**BRIEF**: Sift the material for lines containing "非常に満足", and return them.

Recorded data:
◇ ◇ ◇ ◇ ◇

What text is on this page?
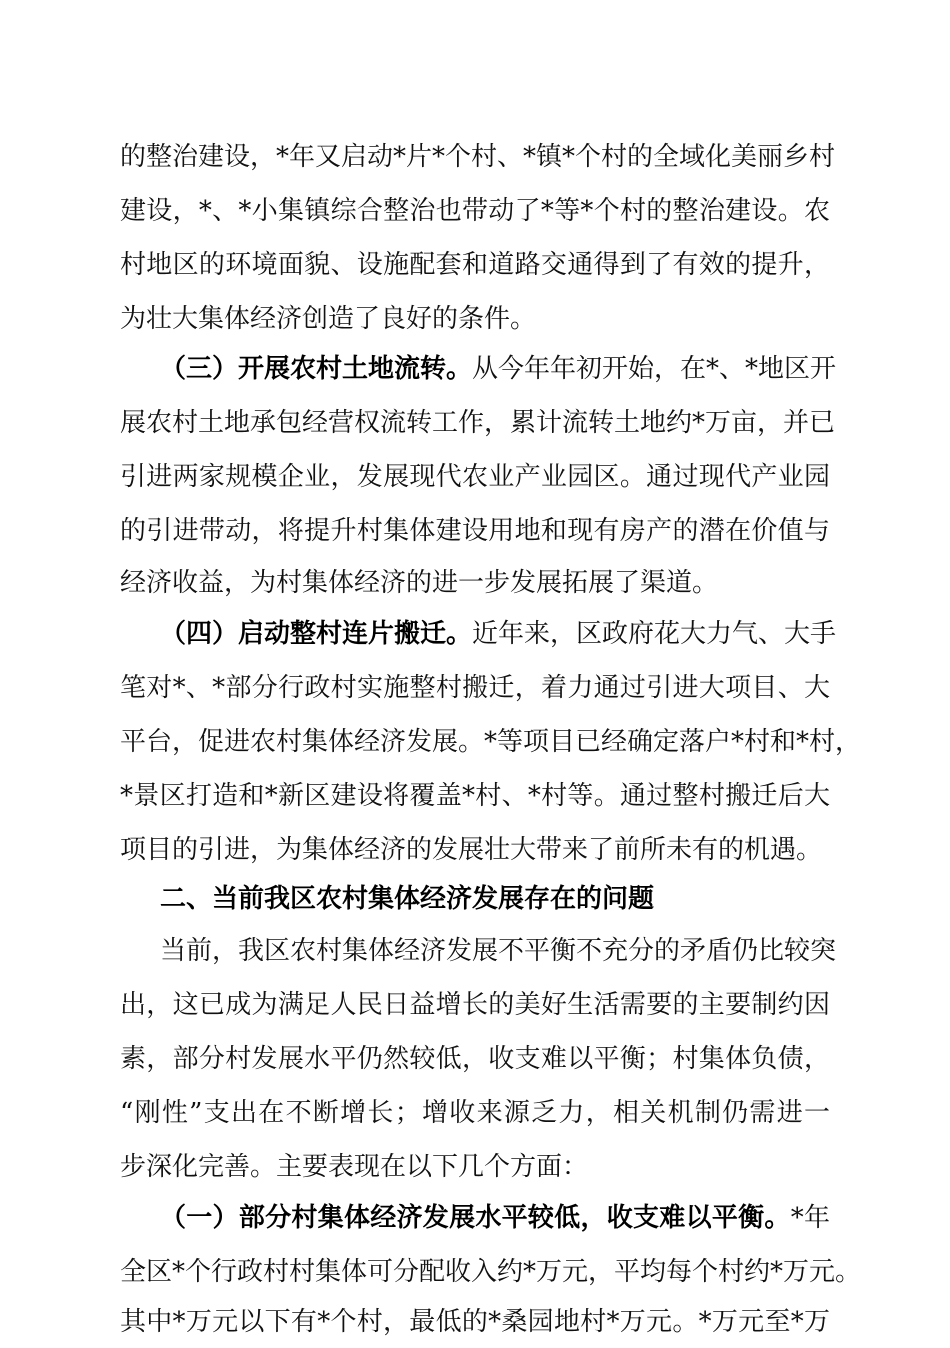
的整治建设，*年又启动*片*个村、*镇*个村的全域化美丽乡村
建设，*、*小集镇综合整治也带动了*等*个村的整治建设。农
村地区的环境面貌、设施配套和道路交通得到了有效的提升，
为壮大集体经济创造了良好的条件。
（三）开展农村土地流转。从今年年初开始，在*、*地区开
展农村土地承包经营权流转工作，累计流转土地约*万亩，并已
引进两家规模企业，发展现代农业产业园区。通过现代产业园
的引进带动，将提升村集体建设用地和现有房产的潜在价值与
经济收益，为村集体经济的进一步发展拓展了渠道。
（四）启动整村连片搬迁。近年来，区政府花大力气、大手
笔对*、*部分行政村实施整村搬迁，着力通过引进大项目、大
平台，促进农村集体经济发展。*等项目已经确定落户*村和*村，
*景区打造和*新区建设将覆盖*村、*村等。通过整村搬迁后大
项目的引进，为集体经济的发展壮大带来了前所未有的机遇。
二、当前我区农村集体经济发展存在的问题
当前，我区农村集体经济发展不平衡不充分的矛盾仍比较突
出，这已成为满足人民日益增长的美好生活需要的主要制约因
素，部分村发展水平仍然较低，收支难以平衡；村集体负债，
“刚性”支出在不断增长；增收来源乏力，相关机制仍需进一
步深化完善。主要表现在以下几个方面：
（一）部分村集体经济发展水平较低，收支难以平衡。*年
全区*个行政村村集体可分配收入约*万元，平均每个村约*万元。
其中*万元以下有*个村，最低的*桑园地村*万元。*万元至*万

◇ ◇ ◇ ◇ ◇

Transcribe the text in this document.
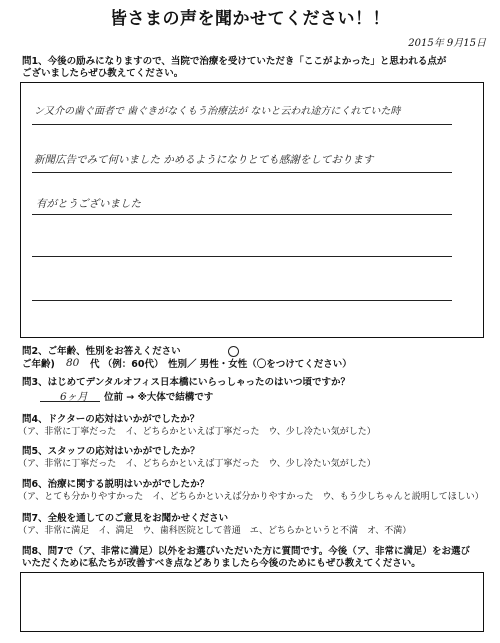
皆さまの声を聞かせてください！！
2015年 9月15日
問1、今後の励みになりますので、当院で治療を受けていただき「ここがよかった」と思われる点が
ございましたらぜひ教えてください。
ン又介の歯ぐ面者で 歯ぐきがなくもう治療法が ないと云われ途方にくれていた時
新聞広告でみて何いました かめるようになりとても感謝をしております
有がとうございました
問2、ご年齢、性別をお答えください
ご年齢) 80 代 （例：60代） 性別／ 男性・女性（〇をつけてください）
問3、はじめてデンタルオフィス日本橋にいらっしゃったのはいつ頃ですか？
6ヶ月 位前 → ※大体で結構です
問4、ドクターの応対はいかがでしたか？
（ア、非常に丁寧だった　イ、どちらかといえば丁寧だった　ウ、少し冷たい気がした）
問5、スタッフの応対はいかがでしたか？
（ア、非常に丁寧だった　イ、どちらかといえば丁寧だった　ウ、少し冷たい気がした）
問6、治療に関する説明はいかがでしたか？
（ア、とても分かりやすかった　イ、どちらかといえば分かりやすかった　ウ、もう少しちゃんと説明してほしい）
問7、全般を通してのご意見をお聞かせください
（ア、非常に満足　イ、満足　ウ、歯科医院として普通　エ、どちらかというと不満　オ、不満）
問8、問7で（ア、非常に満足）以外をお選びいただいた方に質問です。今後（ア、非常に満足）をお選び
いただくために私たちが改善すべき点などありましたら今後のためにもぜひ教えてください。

◇ ◇ ◇ ◇ ◇

**TASK OUTPUT**:
（ア、非常に満足　イ、満足　ウ、歯科医院として普通　エ、どちらかというと不満　オ、不満）
問8、問7で（ア、非常に満足）以外をお選びいただいた方に質問です。今後（ア、非常に満足）をお選び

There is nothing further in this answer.